*WHAT THE EXERCISE ASKS:*
What follows are records. Restate all of them word for word.

Stored data entries:

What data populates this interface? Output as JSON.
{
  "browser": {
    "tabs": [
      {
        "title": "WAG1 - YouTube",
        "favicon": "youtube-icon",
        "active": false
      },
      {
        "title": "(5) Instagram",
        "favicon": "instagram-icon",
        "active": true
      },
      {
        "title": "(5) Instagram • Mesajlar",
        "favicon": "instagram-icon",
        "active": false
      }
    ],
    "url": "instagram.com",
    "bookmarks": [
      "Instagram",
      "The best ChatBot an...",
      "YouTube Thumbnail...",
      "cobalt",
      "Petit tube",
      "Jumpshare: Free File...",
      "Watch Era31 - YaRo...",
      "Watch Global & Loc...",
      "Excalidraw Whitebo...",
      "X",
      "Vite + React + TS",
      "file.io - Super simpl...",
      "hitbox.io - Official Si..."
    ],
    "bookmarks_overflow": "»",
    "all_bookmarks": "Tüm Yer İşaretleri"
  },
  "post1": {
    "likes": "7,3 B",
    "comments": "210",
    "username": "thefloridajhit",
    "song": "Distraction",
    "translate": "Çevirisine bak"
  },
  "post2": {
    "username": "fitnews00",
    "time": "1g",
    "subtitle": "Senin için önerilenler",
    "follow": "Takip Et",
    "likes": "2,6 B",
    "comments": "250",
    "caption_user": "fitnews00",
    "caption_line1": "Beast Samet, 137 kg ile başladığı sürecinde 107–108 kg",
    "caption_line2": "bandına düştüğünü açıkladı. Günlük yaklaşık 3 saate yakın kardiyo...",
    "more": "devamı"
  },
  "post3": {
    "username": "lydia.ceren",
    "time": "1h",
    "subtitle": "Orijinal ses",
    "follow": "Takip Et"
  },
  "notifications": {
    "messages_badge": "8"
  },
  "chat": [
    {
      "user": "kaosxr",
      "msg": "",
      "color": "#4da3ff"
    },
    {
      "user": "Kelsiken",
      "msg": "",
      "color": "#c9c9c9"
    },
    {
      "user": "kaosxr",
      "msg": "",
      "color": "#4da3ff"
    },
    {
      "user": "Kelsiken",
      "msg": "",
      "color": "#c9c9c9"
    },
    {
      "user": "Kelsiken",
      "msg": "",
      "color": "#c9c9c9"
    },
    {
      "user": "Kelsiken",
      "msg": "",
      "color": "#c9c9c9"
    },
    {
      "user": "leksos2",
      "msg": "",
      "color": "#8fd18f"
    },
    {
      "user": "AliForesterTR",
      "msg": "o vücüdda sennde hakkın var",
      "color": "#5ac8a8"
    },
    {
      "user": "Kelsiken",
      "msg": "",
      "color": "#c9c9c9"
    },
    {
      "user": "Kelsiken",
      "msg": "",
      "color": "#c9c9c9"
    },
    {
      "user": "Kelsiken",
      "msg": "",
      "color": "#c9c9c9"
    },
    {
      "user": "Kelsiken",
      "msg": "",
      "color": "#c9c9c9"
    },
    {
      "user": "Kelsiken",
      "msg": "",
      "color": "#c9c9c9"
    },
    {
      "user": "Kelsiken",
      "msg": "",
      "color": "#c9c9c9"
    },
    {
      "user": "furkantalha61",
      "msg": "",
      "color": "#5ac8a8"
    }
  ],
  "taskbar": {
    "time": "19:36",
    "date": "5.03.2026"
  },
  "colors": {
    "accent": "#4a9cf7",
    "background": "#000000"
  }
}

*SOLUTION TO THIS PROBLEM:*
What data populates this interface? Output as JSON.
{
  "browser": {
    "tabs": [
      {
        "title": "WAG1 - YouTube",
        "favicon": "youtube-icon",
        "active": false
      },
      {
        "title": "(5) Instagram",
        "favicon": "instagram-icon",
        "active": true
      },
      {
        "title": "(5) Instagram • Mesajlar",
        "favicon": "instagram-icon",
        "active": false
      }
    ],
    "url": "instagram.com",
    "bookmarks": [
      "Instagram",
      "The best ChatBot an...",
      "YouTube Thumbnail...",
      "cobalt",
      "Petit tube",
      "Jumpshare: Free File...",
      "Watch Era31 - YaRo...",
      "Watch Global & Loc...",
      "Excalidraw Whitebo...",
      "X",
      "Vite + React + TS",
      "file.io - Super simpl...",
      "hitbox.io - Official Si..."
    ],
    "bookmarks_overflow": "»",
    "all_bookmarks": "Tüm Yer İşaretleri"
  },
  "post1": {
    "likes": "7,3 B",
    "comments": "210",
    "username": "thefloridajhit",
    "song": "Distraction",
    "translate": "Çevirisine bak"
  },
  "post2": {
    "username": "fitnews00",
    "time": "1g",
    "subtitle": "Senin için önerilenler",
    "follow": "Takip Et",
    "likes": "2,6 B",
    "comments": "250",
    "caption_user": "fitnews00",
    "caption_line1": "Beast Samet, 137 kg ile başladığı sürecinde 107–108 kg",
    "caption_line2": "bandına düştüğünü açıkladı. Günlük yaklaşık 3 saate yakın kardiyo...",
    "more": "devamı"
  },
  "post3": {
    "username": "lydia.ceren",
    "time": "1h",
    "subtitle": "Orijinal ses",
    "follow": "Takip Et"
  },
  "notifications": {
    "messages_badge": "8"
  },
  "chat": [
    {
      "user": "kaosxr",
      "msg": "",
      "color": "#4da3ff"
    },
    {
      "user": "Kelsiken",
      "msg": "",
      "color": "#c9c9c9"
    },
    {
      "user": "kaosxr",
      "msg": "",
      "color": "#4da3ff"
    },
    {
      "user": "Kelsiken",
      "msg": "",
      "color": "#c9c9c9"
    },
    {
      "user": "Kelsiken",
      "msg": "",
      "color": "#c9c9c9"
    },
    {
      "user": "Kelsiken",
      "msg": "",
      "color": "#c9c9c9"
    },
    {
      "user": "leksos2",
      "msg": "",
      "color": "#8fd18f"
    },
    {
      "user": "AliForesterTR",
      "msg": "o vücüdda sennde hakkın var",
      "color": "#5ac8a8"
    },
    {
      "user": "Kelsiken",
      "msg": "",
      "color": "#c9c9c9"
    },
    {
      "user": "Kelsiken",
      "msg": "",
      "color": "#c9c9c9"
    },
    {
      "user": "Kelsiken",
      "msg": "",
      "color": "#c9c9c9"
    },
    {
      "user": "Kelsiken",
      "msg": "",
      "color": "#c9c9c9"
    },
    {
      "user": "Kelsiken",
      "msg": "",
      "color": "#c9c9c9"
    },
    {
      "user": "Kelsiken",
      "msg": "",
      "color": "#c9c9c9"
    },
    {
      "user": "furkantalha61",
      "msg": "",
      "color": "#5ac8a8"
    }
  ],
  "taskbar": {
    "time": "19:36",
    "date": "5.03.2026"
  },
  "colors": {
    "accent": "#4a9cf7",
    "background": "#000000"
  }
}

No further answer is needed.